• [Written task]: Of the lines in the listing below, how many hold "items"? Answer with the number only.

• [Entries supplied]:

────────

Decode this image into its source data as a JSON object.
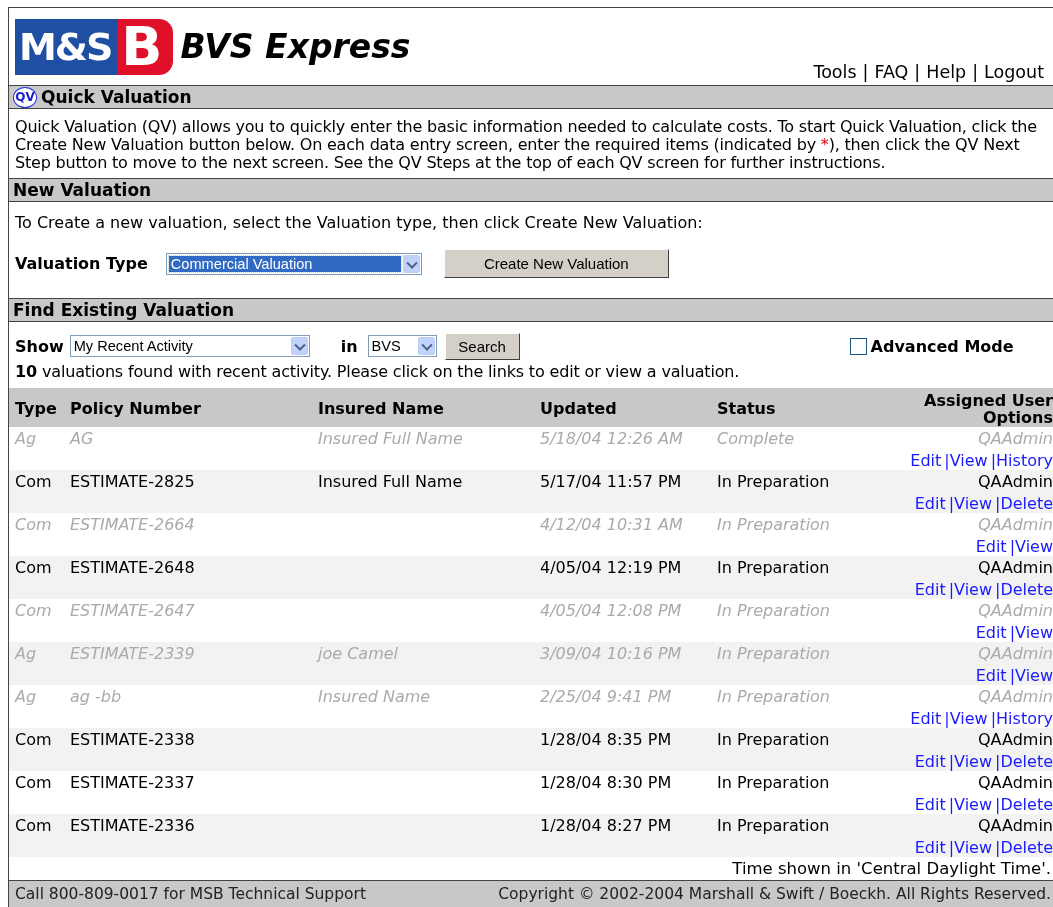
{
  "logo": {
    "mark_1": "M&S",
    "mark_2": "B",
    "product": "BVS Express"
  },
  "header_links": {
    "separator": "|",
    "items": [
      "Tools",
      "FAQ",
      "Help",
      "Logout"
    ]
  },
  "quick_valuation": {
    "badge": "QV",
    "title": "Quick Valuation",
    "description": [
      {
        "kind": "plain",
        "text": "Quick Valuation (QV) allows you to quickly enter the basic information needed to calculate costs. To start Quick Valuation, click the Create New Valuation button below. On each data entry screen, enter the required items (indicated by "
      },
      {
        "kind": "required",
        "text": "*"
      },
      {
        "kind": "plain",
        "text": "), then click the QV Next Step button to move to the next screen. See the QV Steps at the top of each QV screen for further instructions."
      }
    ]
  },
  "new_valuation": {
    "title": "New Valuation",
    "instruction": "To Create a new valuation, select the Valuation type, then click Create New Valuation:",
    "type_label": "Valuation Type",
    "type_value": "Commercial Valuation",
    "button": "Create New Valuation"
  },
  "find_existing": {
    "title": "Find Existing Valuation",
    "show_label": "Show",
    "show_value": "My Recent Activity",
    "in_label": "in",
    "in_value": "BVS",
    "search_button": "Search",
    "advanced_mode": {
      "label": "Advanced Mode",
      "checked": false
    },
    "summary": "**10** valuations found with recent activity. Please click on the links to edit or view a valuation."
  },
  "table": {
    "columns": [
      "Type",
      "Policy Number",
      "Insured Name",
      "Updated",
      "Status",
      "Assigned User Options"
    ],
    "option_separator": "|",
    "rows": [
      {
        "dimmed": true,
        "type": "Ag",
        "policy": "AG",
        "insured": "Insured Full Name",
        "updated": "5/18/04 12:26 AM",
        "status": "Complete",
        "user": "QAAdmin",
        "options": [
          "Edit",
          "View",
          "History"
        ]
      },
      {
        "dimmed": false,
        "type": "Com",
        "policy": "ESTIMATE-2825",
        "insured": "Insured Full Name",
        "updated": "5/17/04 11:57 PM",
        "status": "In Preparation",
        "user": "QAAdmin",
        "options": [
          "Edit",
          "View",
          "Delete"
        ]
      },
      {
        "dimmed": true,
        "type": "Com",
        "policy": "ESTIMATE-2664",
        "updated": "4/12/04 10:31 AM",
        "status": "In Preparation",
        "user": "QAAdmin",
        "options": [
          "Edit",
          "View"
        ]
      },
      {
        "dimmed": false,
        "type": "Com",
        "policy": "ESTIMATE-2648",
        "updated": "4/05/04 12:19 PM",
        "status": "In Preparation",
        "user": "QAAdmin",
        "options": [
          "Edit",
          "View",
          "Delete"
        ]
      },
      {
        "dimmed": true,
        "type": "Com",
        "policy": "ESTIMATE-2647",
        "updated": "4/05/04 12:08 PM",
        "status": "In Preparation",
        "user": "QAAdmin",
        "options": [
          "Edit",
          "View"
        ]
      },
      {
        "dimmed": true,
        "type": "Ag",
        "policy": "ESTIMATE-2339",
        "insured": "joe Camel",
        "updated": "3/09/04 10:16 PM",
        "status": "In Preparation",
        "user": "QAAdmin",
        "options": [
          "Edit",
          "View"
        ]
      },
      {
        "dimmed": true,
        "type": "Ag",
        "policy": "ag -bb",
        "insured": "Insured Name",
        "updated": "2/25/04 9:41 PM",
        "status": "In Preparation",
        "user": "QAAdmin",
        "options": [
          "Edit",
          "View",
          "History"
        ]
      },
      {
        "dimmed": false,
        "type": "Com",
        "policy": "ESTIMATE-2338",
        "updated": "1/28/04 8:35 PM",
        "status": "In Preparation",
        "user": "QAAdmin",
        "options": [
          "Edit",
          "View",
          "Delete"
        ]
      },
      {
        "dimmed": false,
        "type": "Com",
        "policy": "ESTIMATE-2337",
        "updated": "1/28/04 8:30 PM",
        "status": "In Preparation",
        "user": "QAAdmin",
        "options": [
          "Edit",
          "View",
          "Delete"
        ]
      },
      {
        "dimmed": false,
        "type": "Com",
        "policy": "ESTIMATE-2336",
        "updated": "1/28/04 8:27 PM",
        "status": "In Preparation",
        "user": "QAAdmin",
        "options": [
          "Edit",
          "View",
          "Delete"
        ]
      }
    ],
    "timezone_note": "Time shown in 'Central Daylight Time'."
  },
  "status_bar": {
    "support": "Call 800-809-0017 for MSB Technical Support",
    "copyright": "Copyright © 2002-2004 Marshall & Swift / Boeckh. All Rights Reserved."
  }
}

────────

• [Result]: 2